PROVIDED MATERIAL |
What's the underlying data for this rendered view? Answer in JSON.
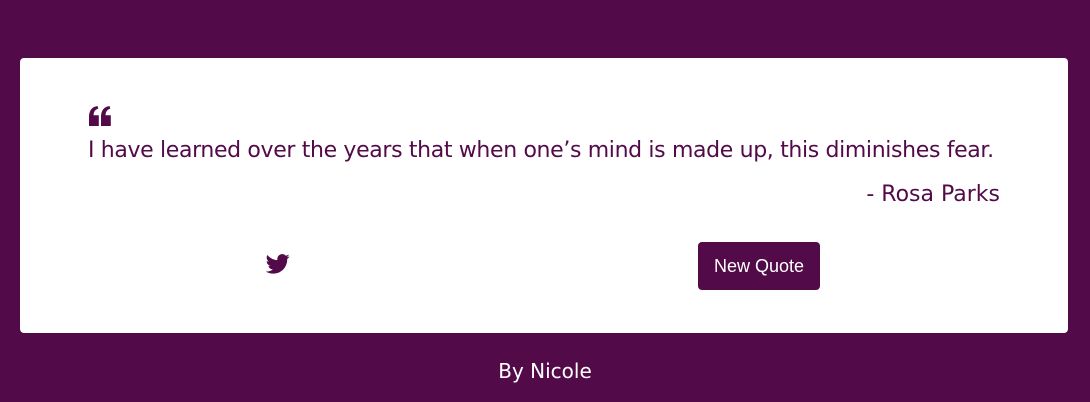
{
  "quote": {
    "icon": "quote-left-icon",
    "text": "I have learned over the years that when one’s mind is made up, this diminishes fear.",
    "author": "- Rosa Parks"
  },
  "actions": {
    "tweet_icon": "twitter-icon",
    "new_quote_label": "New Quote"
  },
  "footer": {
    "credit": "By Nicole"
  },
  "colors": {
    "background": "#520a48",
    "card": "#ffffff",
    "text": "#520a48",
    "button": "#520a48",
    "button_text": "#ffffff"
  }
}
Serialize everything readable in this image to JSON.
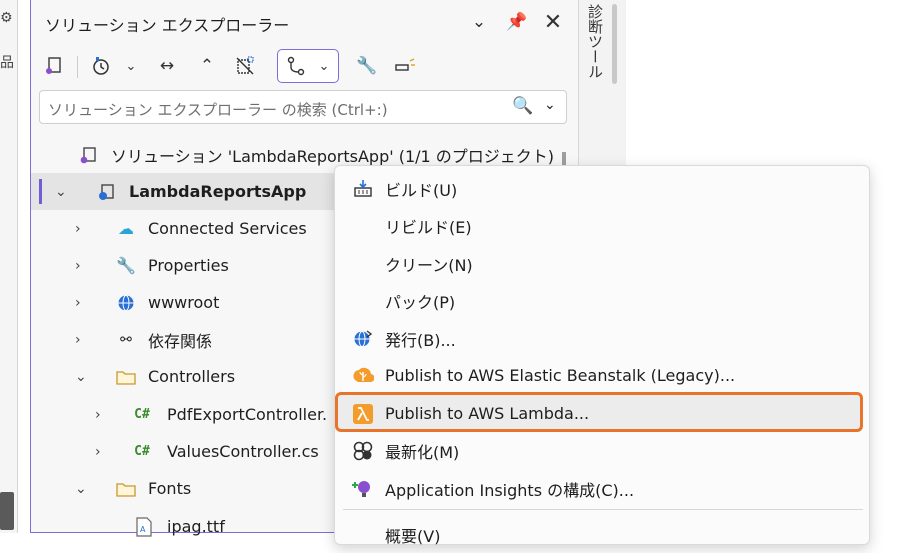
{
  "left_strip": {
    "gear": "⚙",
    "tab": "品"
  },
  "right_strip": {
    "label": "診断ツール"
  },
  "explorer": {
    "title": "ソリューション エクスプローラー",
    "search_placeholder": "ソリューション エクスプローラー の検索 (Ctrl+:)",
    "tree": [
      {
        "label": "ソリューション 'LambdaReportsApp' (1/1 のプロジェクト)",
        "icon": "solution-icon"
      },
      {
        "label": "LambdaReportsApp",
        "icon": "web-project-icon"
      },
      {
        "label": "Connected Services",
        "icon": "connected-services-icon"
      },
      {
        "label": "Properties",
        "icon": "wrench-icon"
      },
      {
        "label": "wwwroot",
        "icon": "globe-icon"
      },
      {
        "label": "依存関係",
        "icon": "dependencies-icon"
      },
      {
        "label": "Controllers",
        "icon": "folder-icon"
      },
      {
        "label": "PdfExportController.",
        "icon": "csharp-icon",
        "badge": "C#"
      },
      {
        "label": "ValuesController.cs",
        "icon": "csharp-icon",
        "badge": "C#"
      },
      {
        "label": "Fonts",
        "icon": "folder-icon"
      },
      {
        "label": "ipag.ttf",
        "icon": "font-file-icon"
      }
    ]
  },
  "context_menu": {
    "items": [
      {
        "label": "ビルド(U)",
        "icon": "build-icon"
      },
      {
        "label": "リビルド(E)",
        "icon": ""
      },
      {
        "label": "クリーン(N)",
        "icon": ""
      },
      {
        "label": "パック(P)",
        "icon": ""
      },
      {
        "label": "発行(B)...",
        "icon": "publish-globe-icon"
      },
      {
        "label": "Publish to AWS Elastic Beanstalk (Legacy)...",
        "icon": "aws-beanstalk-icon"
      },
      {
        "label": "Publish to AWS Lambda...",
        "icon": "aws-lambda-icon"
      },
      {
        "label": "最新化(M)",
        "icon": "modernize-icon"
      },
      {
        "label": "Application Insights の構成(C)...",
        "icon": "app-insights-icon"
      },
      {
        "label": "概要(V)",
        "icon": ""
      }
    ],
    "highlight_color": "#e8732a"
  }
}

DIRECTION | Identify all lines where the word "JSON" shows up. Copy them.

SOLUTION BELOW |
What's the underlying data for this rendered view? Answer in JSON.
Serialize everything readable in this image to JSON.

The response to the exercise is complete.